### TASK DIRECTIONS
Look through the records below, count the lines with the word "Center", and reply with only the number.

--- start EXTRACTED MATERIAL ---

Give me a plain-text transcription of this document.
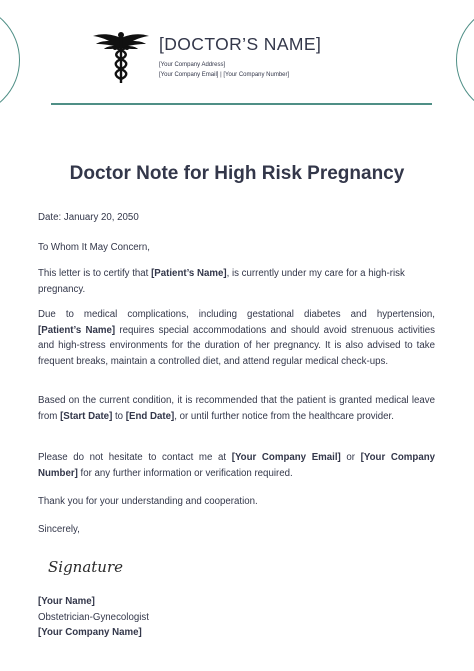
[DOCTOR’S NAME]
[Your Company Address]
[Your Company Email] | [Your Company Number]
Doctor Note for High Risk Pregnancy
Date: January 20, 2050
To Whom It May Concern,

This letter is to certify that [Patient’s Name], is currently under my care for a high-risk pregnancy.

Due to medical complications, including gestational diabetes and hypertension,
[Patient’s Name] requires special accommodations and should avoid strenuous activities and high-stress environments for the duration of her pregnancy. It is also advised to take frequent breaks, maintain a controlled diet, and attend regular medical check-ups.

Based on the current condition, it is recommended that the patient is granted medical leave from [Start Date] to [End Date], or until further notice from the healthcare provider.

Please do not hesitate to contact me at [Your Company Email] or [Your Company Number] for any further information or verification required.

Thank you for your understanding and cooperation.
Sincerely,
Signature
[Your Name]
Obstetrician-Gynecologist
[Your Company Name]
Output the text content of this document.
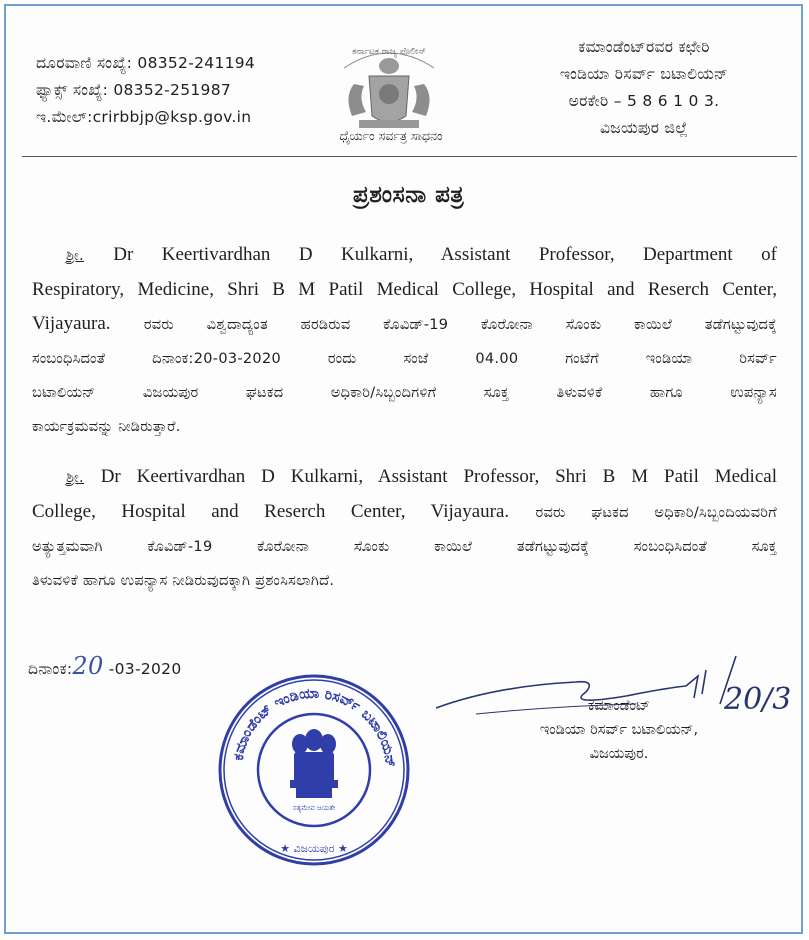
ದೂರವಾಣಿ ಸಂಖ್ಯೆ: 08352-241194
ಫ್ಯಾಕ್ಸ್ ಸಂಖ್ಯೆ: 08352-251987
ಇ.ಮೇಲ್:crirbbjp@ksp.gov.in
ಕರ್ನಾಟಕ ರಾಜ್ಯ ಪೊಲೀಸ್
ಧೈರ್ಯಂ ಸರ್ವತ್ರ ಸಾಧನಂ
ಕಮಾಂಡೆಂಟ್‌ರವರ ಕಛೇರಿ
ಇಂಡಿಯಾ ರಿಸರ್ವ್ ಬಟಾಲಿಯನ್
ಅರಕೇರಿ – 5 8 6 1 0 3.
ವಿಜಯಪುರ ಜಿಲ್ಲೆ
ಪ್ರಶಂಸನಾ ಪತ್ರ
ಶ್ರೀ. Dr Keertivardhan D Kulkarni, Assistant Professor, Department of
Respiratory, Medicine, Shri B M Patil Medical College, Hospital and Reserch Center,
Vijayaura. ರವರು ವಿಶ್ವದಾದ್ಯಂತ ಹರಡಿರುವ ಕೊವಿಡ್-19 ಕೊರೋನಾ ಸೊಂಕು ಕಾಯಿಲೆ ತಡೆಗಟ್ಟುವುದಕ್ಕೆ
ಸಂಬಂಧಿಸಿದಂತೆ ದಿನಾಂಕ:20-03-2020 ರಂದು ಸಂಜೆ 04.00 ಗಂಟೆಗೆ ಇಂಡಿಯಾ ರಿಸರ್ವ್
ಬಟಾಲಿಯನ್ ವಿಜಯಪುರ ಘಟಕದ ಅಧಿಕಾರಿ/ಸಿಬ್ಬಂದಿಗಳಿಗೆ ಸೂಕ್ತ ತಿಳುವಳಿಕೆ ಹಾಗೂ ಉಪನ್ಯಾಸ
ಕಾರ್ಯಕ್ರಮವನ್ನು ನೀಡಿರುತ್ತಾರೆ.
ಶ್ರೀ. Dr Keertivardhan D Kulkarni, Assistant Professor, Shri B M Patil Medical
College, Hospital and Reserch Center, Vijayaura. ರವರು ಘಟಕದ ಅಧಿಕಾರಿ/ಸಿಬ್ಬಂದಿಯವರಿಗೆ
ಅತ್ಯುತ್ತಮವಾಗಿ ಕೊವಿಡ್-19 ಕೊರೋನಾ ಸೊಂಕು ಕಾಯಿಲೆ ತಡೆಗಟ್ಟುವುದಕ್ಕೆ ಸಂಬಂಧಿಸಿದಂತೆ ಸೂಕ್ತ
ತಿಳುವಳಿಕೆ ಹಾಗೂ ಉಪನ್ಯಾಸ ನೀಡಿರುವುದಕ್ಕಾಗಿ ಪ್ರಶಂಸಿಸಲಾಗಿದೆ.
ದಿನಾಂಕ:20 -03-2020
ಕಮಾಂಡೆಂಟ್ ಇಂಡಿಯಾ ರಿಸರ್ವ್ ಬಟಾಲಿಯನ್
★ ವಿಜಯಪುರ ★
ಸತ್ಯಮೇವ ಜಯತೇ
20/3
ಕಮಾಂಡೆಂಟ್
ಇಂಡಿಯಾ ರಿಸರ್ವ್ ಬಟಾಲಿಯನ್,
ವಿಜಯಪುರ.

--- end EXTRACTED MATERIAL ---

### TASK RESULT
2